### Supplied entries
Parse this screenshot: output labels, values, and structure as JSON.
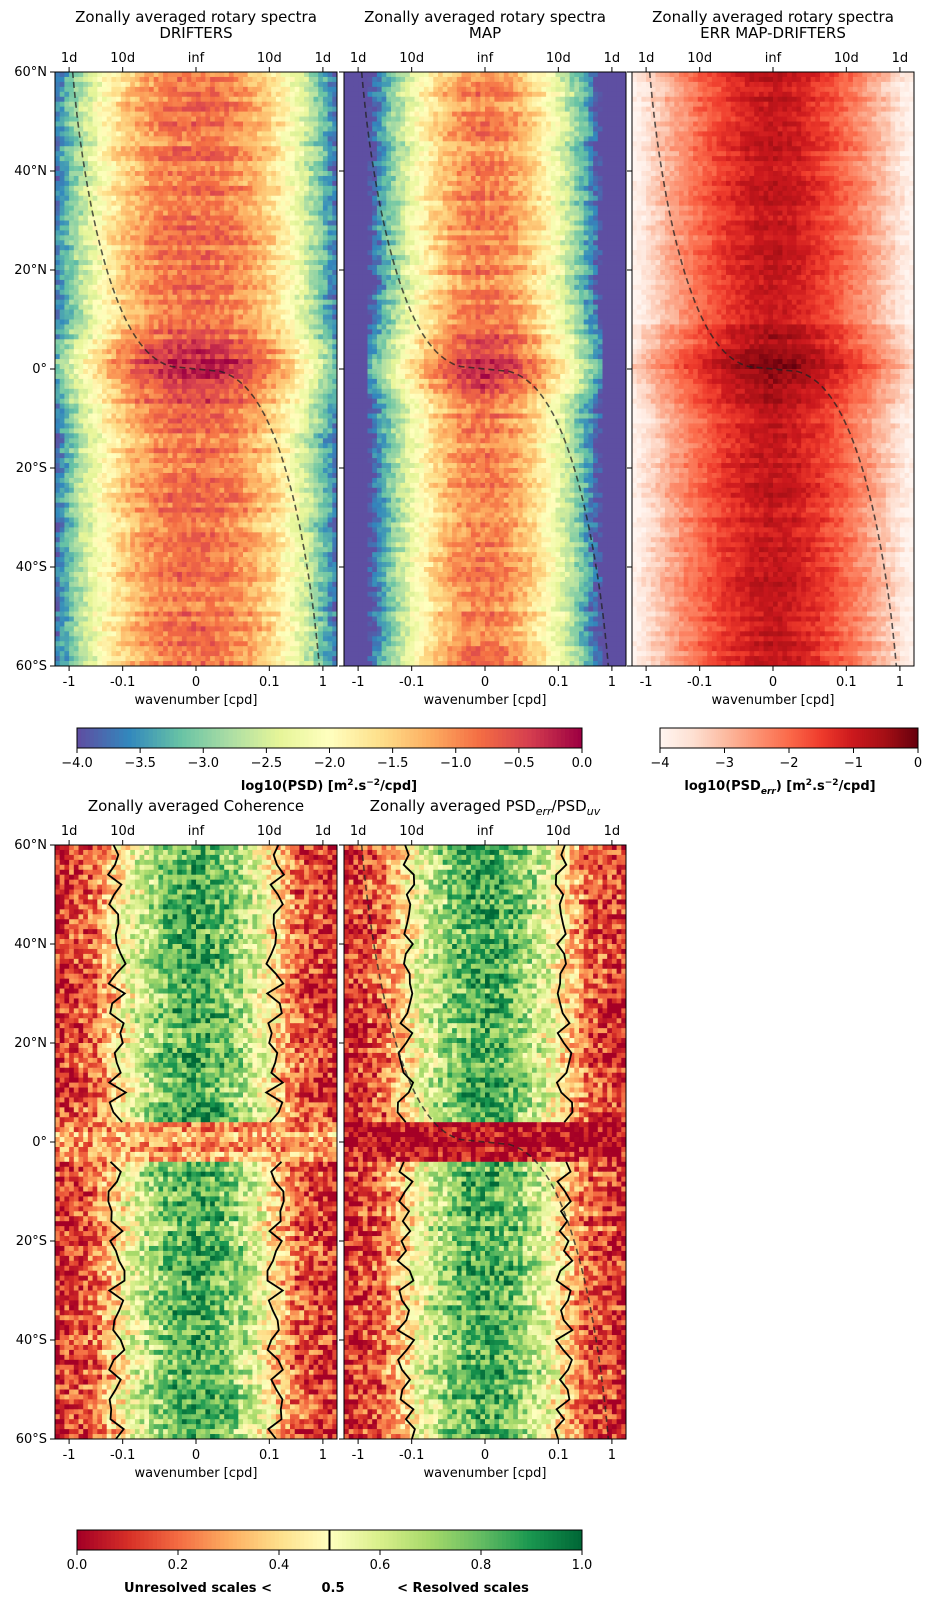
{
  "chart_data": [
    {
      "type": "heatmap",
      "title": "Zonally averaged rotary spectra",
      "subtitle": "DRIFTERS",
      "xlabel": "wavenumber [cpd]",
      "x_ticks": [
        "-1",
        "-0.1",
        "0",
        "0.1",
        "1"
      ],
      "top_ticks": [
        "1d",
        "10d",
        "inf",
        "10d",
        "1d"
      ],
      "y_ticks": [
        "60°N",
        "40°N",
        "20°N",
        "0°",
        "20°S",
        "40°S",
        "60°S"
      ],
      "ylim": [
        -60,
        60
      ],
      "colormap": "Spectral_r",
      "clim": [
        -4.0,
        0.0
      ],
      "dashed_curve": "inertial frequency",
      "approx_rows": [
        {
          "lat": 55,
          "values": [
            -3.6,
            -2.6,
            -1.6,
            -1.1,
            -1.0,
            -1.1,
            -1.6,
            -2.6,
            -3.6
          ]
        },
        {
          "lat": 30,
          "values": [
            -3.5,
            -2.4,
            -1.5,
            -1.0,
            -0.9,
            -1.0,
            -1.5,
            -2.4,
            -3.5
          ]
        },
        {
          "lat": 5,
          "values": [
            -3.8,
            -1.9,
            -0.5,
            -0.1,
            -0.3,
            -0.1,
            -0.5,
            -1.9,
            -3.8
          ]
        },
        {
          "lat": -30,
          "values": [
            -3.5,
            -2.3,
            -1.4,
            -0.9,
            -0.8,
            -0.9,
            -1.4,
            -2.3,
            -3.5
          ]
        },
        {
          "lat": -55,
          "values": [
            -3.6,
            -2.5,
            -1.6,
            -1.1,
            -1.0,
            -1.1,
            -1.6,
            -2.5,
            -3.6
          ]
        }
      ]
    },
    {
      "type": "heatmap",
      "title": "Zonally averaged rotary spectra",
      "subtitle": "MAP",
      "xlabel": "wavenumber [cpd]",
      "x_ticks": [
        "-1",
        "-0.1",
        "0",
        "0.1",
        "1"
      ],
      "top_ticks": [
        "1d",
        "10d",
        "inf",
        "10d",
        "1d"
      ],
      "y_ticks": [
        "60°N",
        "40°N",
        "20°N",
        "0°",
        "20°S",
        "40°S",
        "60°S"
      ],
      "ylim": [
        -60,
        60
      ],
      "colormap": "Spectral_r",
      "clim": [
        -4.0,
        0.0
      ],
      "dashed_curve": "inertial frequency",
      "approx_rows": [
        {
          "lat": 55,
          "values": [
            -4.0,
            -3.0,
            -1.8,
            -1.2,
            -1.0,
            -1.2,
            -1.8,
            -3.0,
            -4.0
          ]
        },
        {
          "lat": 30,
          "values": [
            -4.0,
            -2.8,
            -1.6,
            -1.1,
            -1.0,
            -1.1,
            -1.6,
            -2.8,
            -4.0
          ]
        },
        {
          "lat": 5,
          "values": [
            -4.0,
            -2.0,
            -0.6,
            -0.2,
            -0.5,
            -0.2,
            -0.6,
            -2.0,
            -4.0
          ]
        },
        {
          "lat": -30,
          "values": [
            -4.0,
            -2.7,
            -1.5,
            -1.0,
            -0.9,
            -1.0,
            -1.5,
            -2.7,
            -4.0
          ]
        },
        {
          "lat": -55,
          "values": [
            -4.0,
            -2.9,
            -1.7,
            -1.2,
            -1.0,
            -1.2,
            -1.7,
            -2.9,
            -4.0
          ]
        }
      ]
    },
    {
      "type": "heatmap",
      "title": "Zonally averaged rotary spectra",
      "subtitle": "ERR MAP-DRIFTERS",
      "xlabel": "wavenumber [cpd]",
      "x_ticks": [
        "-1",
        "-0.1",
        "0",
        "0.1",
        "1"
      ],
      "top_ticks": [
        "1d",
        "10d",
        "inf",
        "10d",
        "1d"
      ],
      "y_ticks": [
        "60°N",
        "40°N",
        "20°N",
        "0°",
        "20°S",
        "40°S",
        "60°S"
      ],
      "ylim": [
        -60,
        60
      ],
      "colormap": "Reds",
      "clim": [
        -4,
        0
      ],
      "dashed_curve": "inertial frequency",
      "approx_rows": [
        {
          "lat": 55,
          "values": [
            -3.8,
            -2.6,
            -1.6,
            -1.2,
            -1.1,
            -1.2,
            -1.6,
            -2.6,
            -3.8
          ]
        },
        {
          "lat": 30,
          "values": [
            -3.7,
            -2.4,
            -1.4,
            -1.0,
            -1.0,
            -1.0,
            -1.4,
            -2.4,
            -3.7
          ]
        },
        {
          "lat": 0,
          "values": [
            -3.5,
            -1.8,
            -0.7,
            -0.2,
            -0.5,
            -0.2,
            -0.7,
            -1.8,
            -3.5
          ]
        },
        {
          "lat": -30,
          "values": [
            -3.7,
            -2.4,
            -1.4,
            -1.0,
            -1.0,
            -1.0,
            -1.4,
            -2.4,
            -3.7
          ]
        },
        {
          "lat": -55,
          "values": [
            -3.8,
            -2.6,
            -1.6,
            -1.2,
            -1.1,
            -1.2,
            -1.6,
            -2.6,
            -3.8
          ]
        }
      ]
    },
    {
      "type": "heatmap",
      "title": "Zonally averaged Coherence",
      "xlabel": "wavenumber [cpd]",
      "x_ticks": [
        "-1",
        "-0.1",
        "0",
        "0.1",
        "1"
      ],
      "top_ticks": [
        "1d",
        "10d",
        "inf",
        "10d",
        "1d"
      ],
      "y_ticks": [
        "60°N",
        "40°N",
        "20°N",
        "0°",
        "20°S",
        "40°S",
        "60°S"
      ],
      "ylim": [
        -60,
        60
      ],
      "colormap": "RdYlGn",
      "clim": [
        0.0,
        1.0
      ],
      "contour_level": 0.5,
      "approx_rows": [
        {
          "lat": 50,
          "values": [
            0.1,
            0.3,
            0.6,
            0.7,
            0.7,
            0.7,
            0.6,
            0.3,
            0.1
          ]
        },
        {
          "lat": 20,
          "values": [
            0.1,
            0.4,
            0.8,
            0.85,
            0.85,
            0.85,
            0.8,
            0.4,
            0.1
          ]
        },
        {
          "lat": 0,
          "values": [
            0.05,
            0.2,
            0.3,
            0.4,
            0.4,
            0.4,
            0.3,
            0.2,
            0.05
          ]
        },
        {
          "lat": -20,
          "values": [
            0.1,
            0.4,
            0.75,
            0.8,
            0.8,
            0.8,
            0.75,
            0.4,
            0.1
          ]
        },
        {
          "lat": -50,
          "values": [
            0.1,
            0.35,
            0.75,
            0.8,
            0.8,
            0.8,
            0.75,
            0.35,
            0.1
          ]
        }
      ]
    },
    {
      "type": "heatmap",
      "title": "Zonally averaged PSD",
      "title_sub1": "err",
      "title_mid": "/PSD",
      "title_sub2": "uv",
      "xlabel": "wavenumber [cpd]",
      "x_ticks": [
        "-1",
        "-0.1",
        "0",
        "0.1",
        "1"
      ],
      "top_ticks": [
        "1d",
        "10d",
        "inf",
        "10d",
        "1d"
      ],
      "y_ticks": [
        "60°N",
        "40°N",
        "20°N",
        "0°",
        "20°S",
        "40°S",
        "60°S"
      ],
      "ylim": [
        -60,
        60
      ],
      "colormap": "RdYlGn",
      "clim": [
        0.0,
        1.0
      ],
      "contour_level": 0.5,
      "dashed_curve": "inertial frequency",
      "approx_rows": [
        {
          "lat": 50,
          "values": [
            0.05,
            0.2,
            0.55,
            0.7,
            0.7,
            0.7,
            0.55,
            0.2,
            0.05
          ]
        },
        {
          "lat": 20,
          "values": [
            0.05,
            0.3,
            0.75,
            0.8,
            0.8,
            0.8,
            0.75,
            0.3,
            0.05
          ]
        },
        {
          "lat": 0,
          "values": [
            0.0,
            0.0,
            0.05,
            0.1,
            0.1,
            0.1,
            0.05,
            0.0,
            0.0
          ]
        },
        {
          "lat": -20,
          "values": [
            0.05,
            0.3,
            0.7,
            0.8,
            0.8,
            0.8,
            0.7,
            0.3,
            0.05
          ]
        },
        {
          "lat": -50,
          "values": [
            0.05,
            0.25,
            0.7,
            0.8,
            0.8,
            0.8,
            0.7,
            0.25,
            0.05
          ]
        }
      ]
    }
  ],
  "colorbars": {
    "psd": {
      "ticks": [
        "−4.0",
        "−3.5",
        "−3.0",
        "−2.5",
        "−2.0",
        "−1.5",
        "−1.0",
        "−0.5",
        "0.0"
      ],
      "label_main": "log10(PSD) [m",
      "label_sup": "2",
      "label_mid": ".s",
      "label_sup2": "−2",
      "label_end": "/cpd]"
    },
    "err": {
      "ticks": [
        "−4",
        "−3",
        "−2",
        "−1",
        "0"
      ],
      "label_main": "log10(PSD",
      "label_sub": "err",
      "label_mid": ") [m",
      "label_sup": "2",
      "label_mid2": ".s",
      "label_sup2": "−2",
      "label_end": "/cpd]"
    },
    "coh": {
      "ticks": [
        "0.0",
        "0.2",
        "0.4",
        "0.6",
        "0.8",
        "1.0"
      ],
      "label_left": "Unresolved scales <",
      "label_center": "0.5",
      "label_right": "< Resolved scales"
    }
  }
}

### What you are asked to do
Read the lines above. Gather those in which the string "subtitle" is found.

### Task output
      "subtitle": "DRIFTERS",
      "subtitle": "MAP",
      "subtitle": "ERR MAP-DRIFTERS",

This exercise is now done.